■ Job
Keep the wording of each record exactly the same when you repeat it, and leave out pictures.

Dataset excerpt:
_ _ _ _

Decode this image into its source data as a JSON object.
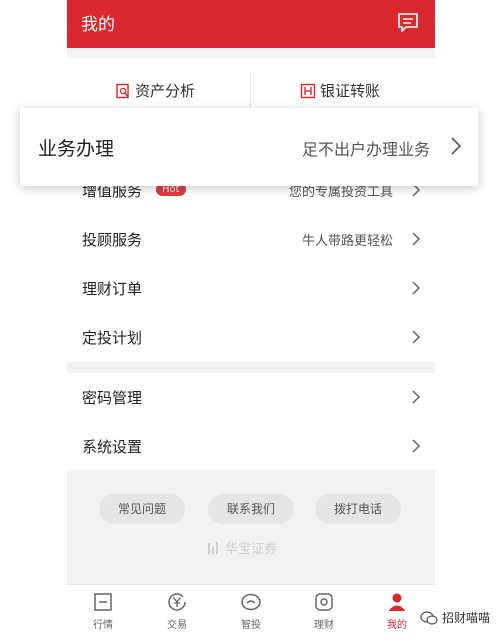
{
  "header": {
    "title": "我的",
    "icon": "message-icon"
  },
  "quick_actions": [
    {
      "label": "资产分析",
      "icon": "analysis-icon"
    },
    {
      "label": "银证转账",
      "icon": "transfer-icon"
    }
  ],
  "popup": {
    "label": "业务办理",
    "subtitle": "足不出户办理业务"
  },
  "menu": [
    {
      "label": "增值服务",
      "badge": "Hot",
      "subtitle": "您的专属投资工具"
    },
    {
      "label": "投顾服务",
      "subtitle": "牛人带路更轻松"
    },
    {
      "label": "理财订单",
      "subtitle": ""
    },
    {
      "label": "定投计划",
      "subtitle": ""
    }
  ],
  "settings": [
    {
      "label": "密码管理"
    },
    {
      "label": "系统设置"
    }
  ],
  "footer_buttons": [
    "常见问题",
    "联系我们",
    "拨打电话"
  ],
  "brand_logo": "华宝证券",
  "tabs": [
    {
      "label": "行情",
      "icon": "quotes-icon"
    },
    {
      "label": "交易",
      "icon": "yen-icon"
    },
    {
      "label": "智投",
      "icon": "smart-icon"
    },
    {
      "label": "理财",
      "icon": "finance-icon"
    },
    {
      "label": "我的",
      "icon": "user-icon",
      "active": true
    }
  ],
  "watermark": "招财喵喵",
  "colors": {
    "brand": "#d9282f",
    "background": "#f2f2f2"
  }
}
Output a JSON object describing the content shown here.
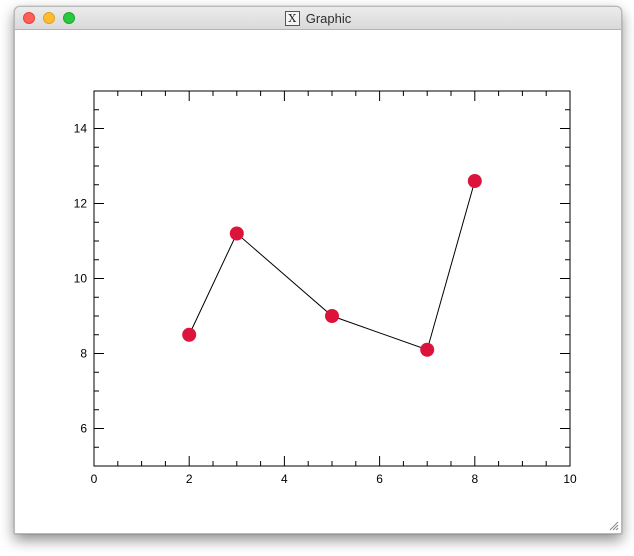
{
  "window": {
    "title": "Graphic",
    "icon": "x11-icon",
    "icon_glyph": "X"
  },
  "chart_data": {
    "type": "line",
    "x": [
      2,
      3,
      5,
      7,
      8
    ],
    "y": [
      8.5,
      11.2,
      9.0,
      8.1,
      12.6
    ],
    "xlim": [
      0,
      10
    ],
    "ylim": [
      5,
      15
    ],
    "x_ticks": [
      0,
      2,
      4,
      6,
      8,
      10
    ],
    "y_ticks": [
      6,
      8,
      10,
      12,
      14
    ],
    "title": "",
    "xlabel": "",
    "ylabel": "",
    "marker_color": "#dc143c",
    "line_color": "#000000",
    "grid": false
  }
}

_ _ _ _

■ Correct result
Decode this image into its source data as a JSON object.
{
  "header": {
    "title": "我的",
    "icon": "message-icon"
  },
  "quick_actions": [
    {
      "label": "资产分析",
      "icon": "analysis-icon"
    },
    {
      "label": "银证转账",
      "icon": "transfer-icon"
    }
  ],
  "popup": {
    "label": "业务办理",
    "subtitle": "足不出户办理业务"
  },
  "menu": [
    {
      "label": "增值服务",
      "badge": "Hot",
      "subtitle": "您的专属投资工具"
    },
    {
      "label": "投顾服务",
      "subtitle": "牛人带路更轻松"
    },
    {
      "label": "理财订单",
      "subtitle": ""
    },
    {
      "label": "定投计划",
      "subtitle": ""
    }
  ],
  "settings": [
    {
      "label": "密码管理"
    },
    {
      "label": "系统设置"
    }
  ],
  "footer_buttons": [
    "常见问题",
    "联系我们",
    "拨打电话"
  ],
  "brand_logo": "华宝证券",
  "tabs": [
    {
      "label": "行情",
      "icon": "quotes-icon"
    },
    {
      "label": "交易",
      "icon": "yen-icon"
    },
    {
      "label": "智投",
      "icon": "smart-icon"
    },
    {
      "label": "理财",
      "icon": "finance-icon"
    },
    {
      "label": "我的",
      "icon": "user-icon",
      "active": true
    }
  ],
  "watermark": "招财喵喵",
  "colors": {
    "brand": "#d9282f",
    "background": "#f2f2f2"
  }
}
Output a JSON object describing the content shown here.
{
  "window": {
    "title": "Graphic",
    "icon": "x11-icon",
    "icon_glyph": "X"
  },
  "chart_data": {
    "type": "line",
    "x": [
      2,
      3,
      5,
      7,
      8
    ],
    "y": [
      8.5,
      11.2,
      9.0,
      8.1,
      12.6
    ],
    "xlim": [
      0,
      10
    ],
    "ylim": [
      5,
      15
    ],
    "x_ticks": [
      0,
      2,
      4,
      6,
      8,
      10
    ],
    "y_ticks": [
      6,
      8,
      10,
      12,
      14
    ],
    "title": "",
    "xlabel": "",
    "ylabel": "",
    "marker_color": "#dc143c",
    "line_color": "#000000",
    "grid": false
  }
}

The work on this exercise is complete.